__Kutipan yang Diberikan__.
↓↓↓
Jumat, 22 Juni 2012 | By: e_yanuarto

Kejutan Yang Dikabari


Ada sesuatu yang begitu membahagiakan terjadi di akhir pekan yang lalu. Teman seperjuangan di kampus menghubungi saya, mengajak untuk ketemuan dan hang out ke daerah ‘Kota TuaIbukota (kelak saya akan mengetahui bahwa akhirnya rencana tersebut gatot a.k.a gagal total). Deal! Akhirnya, dalam hitungan jam Dia menyambangi saya di kamar kos seukuran 3 meter yang menjadi tempat berteduh dan berlindung selama beberapa bulan terakhir ini. Obrolan ringan mulai terjadi diantara kami, candaan pun tak ketinggalan sebagai bumbu penyedap yang menjadikan sore itu semakin hangat.

Sedang asyiknya mengobrol dan bercanda ria, tiba-tiba terdengar lagu Insan Utama kepunyaan Hadad Alwi yang menjadi ringtone Hand Phone berwarna hitam buatan tahun 2009 itu. Segera kuraih dan terpampang dengan jelas nama adik saya dalam layar yang bergambar langit dan awan. Tombol hijaupun kupencet sebagai tanda menerima panggilan itu.

“Assalamu’alaikum, mas...” adikku mengawali percakapan.
“Wa’alaikumsalam warohmatullohi wabarokatuh. Iya De,. Gimana?” jawabku cukup singkat.
“Mas lagi dimana? Aku mau ke Jakarta sore ini.”sambungnya.
“Lagi di kosan De. Loh kok ke Jakarta? Katanya mau ke Palembang?” timpalku agak kaget.
“Iya mas, pesawatku transit dulu di Jakarta. Eh, ternyata pesawat yang sambung ke Palembang delayed sampai besok pagi. Aku mau mampir dulu ke kosan mas.” terang adikku menjelaskan kronologinya.
“O o o.... ya sudah kesini aja De, jadi bisa sekalian ketemu.” sambungku dalam percakapan itu.
↑↑↑
__Baris Data__.
↓↓↓
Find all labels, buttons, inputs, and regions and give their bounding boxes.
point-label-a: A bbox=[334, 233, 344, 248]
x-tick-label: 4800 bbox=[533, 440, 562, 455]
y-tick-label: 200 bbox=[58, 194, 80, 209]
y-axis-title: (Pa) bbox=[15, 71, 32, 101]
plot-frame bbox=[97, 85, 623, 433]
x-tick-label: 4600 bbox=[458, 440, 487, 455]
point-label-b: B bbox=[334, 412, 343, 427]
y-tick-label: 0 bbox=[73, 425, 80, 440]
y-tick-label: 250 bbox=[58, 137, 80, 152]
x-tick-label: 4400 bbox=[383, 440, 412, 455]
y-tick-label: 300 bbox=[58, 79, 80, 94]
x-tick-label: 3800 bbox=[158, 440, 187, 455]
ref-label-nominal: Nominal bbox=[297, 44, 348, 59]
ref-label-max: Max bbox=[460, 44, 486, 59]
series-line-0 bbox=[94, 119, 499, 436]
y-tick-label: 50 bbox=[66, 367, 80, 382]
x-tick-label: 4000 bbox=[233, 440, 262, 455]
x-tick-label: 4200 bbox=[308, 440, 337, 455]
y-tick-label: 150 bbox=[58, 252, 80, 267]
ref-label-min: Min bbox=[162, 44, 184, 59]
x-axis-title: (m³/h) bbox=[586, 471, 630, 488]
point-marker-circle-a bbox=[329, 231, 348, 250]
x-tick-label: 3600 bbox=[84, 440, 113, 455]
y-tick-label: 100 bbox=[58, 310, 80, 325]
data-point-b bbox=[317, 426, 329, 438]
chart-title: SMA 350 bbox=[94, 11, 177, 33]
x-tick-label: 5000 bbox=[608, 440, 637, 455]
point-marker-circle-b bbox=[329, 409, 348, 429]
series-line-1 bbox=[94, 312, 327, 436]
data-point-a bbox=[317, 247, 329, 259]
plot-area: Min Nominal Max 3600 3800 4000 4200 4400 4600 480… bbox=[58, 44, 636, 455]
↑↑↑
__Yang Perlu Dikerjakan__.
A – Ringkaslah paragraf dalam cerita tentang kabar kedatangan adik yang diawali "Sedang asyiknya mengobrol" menjadi dua kalimat tanpa menghilangkan fakta utamanya.
B – Lanjutkan kembali cerita tentang kabar kedatangan adik, mulai setelah kalimat terakhir yang ditampilkan.
Materi tersebut tidak diperlukan untuk mengerjakan latihan ini.

__Jawaban Latihan__.
A – Di tengah obrolan dan candaan, ponsel hitam buatan tahun 2009 berdering dengan nada lagu Insan Utama milik Hadad Alwi. Nama adik tampak di layar bergambar langit dan awan, lalu tombol hijau ditekan untuk menerima panggilan itu.

B –
“Iya mas, mungkin sampai Jakarta sekitar jam 9 malem. Ya sudah itu dulu mas, ini aku lagi mau check in, nanti aku kabari lagi. Wassalamu’alaikum...” adikku menambahkan sambil memberi tanda untuk mengakhiri percakapan.
“iya hati-hati yah... Nanti aku jemput. Wa’alaikumsalam..” jawabku sambil menekan tombol merah menutup percakapan.

Dapat kabar membahagiakan kalau adik mau mampir kekosan, dipikiranku saat itu terlintas dua hal keputusan yang akan diambil. Pertama, rencana dengan kawan untuk ngebolang ke Kota Tua -terpaksa- dibatalkan. Keputusan kedua adalah mengabari Ibu. Dan ternyata diluar dugaan, Ibu justru tertarik untuk datang juga ke Jakarta. Beliau beranggapan mungkin inilah waktu yang tepat untuk berkumpul, mengingat lebaran nanti tidak bisa bersua dengan adik saya karena dia ada tugas dari kantor tempatnya bernaung mengais rizki. Tanpa pikir panjang Ibu segera menyuruh adik bungsu saya untuk segera pergi ke terminal mencari tiket. Waktu yang sudah menunjukan pukul 16.30 menandakan bahwa batas waktunya sudah sangat tipis, lantaran bus dari Purwokerto biasanya berangkat ke Jakarta sekitar pukul 17.30. Hampir saja kehabisan, karena butuh empat tiket dan yang tersedia tinggal lima buah. Alhamdulillah tiket yang dibutuhkan berhasil didapat. Bersama si bungsu, Bu Lik, dan adik sepupu, Ibu berangkat ke Ibukota.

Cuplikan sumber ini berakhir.